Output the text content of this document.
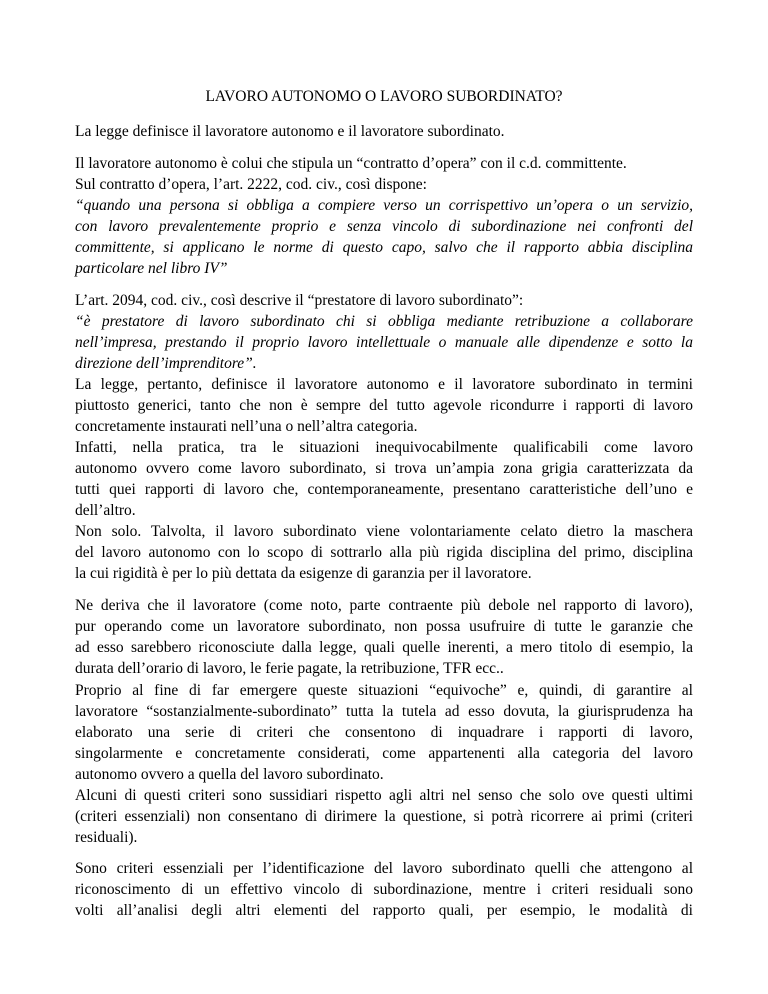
LAVORO AUTONOMO O LAVORO SUBORDINATO?
La legge definisce il lavoratore autonomo e il lavoratore subordinato.
Il lavoratore autonomo è colui che stipula un “contratto d’opera” con il c.d. committente.
Sul contratto d’opera, l’art. 2222, cod. civ., così dispone:
“quando una persona si obbliga a compiere verso un corrispettivo un’opera o un servizio,
con lavoro prevalentemente proprio e senza vincolo di subordinazione nei confronti del
committente, si applicano le norme di questo capo, salvo che il rapporto abbia disciplina
particolare nel libro IV”
L’art. 2094, cod. civ., così descrive il “prestatore di lavoro subordinato”:
“è prestatore di lavoro subordinato chi si obbliga mediante retribuzione a collaborare
nell’impresa, prestando il proprio lavoro intellettuale o manuale alle dipendenze e sotto la
direzione dell’imprenditore”.
La legge, pertanto, definisce il lavoratore autonomo e il lavoratore subordinato in termini
piuttosto generici, tanto che non è sempre del tutto agevole ricondurre i rapporti di lavoro
concretamente instaurati nell’una o nell’altra categoria.
Infatti, nella pratica, tra le situazioni inequivocabilmente qualificabili come lavoro
autonomo ovvero come lavoro subordinato, si trova un’ampia zona grigia caratterizzata da
tutti quei rapporti di lavoro che, contemporaneamente, presentano caratteristiche dell’uno e
dell’altro.
Non solo. Talvolta, il lavoro subordinato viene volontariamente celato dietro la maschera
del lavoro autonomo con lo scopo di sottrarlo alla più rigida disciplina del primo, disciplina
la cui rigidità è per lo più dettata da esigenze di garanzia per il lavoratore.
Ne deriva che il lavoratore (come noto, parte contraente più debole nel rapporto di lavoro),
pur operando come un lavoratore subordinato, non possa usufruire di tutte le garanzie che
ad esso sarebbero riconosciute dalla legge, quali quelle inerenti, a mero titolo di esempio, la
durata dell’orario di lavoro, le ferie pagate, la retribuzione, TFR ecc..
Proprio al fine di far emergere queste situazioni “equivoche” e, quindi, di garantire al
lavoratore “sostanzialmente-subordinato” tutta la tutela ad esso dovuta, la giurisprudenza ha
elaborato una serie di criteri che consentono di inquadrare i rapporti di lavoro,
singolarmente e concretamente considerati, come appartenenti alla categoria del lavoro
autonomo ovvero a quella del lavoro subordinato.
Alcuni di questi criteri sono sussidiari rispetto agli altri nel senso che solo ove questi ultimi
(criteri essenziali) non consentano di dirimere la questione, si potrà ricorrere ai primi (criteri
residuali).
Sono criteri essenziali per l’identificazione del lavoro subordinato quelli che attengono al
riconoscimento di un effettivo vincolo di subordinazione, mentre i criteri residuali sono
volti all’analisi degli altri elementi del rapporto quali, per esempio, le modalità di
+++
▶ _Work to do_
Which lines in the data above contain "committente"? Show each one.

▶ _The solution_
Il lavoratore autonomo è colui che stipula un “contratto d’opera” con il c.d. committente.
committente, si applicano le norme di questo capo, salvo che il rapporto abbia disciplina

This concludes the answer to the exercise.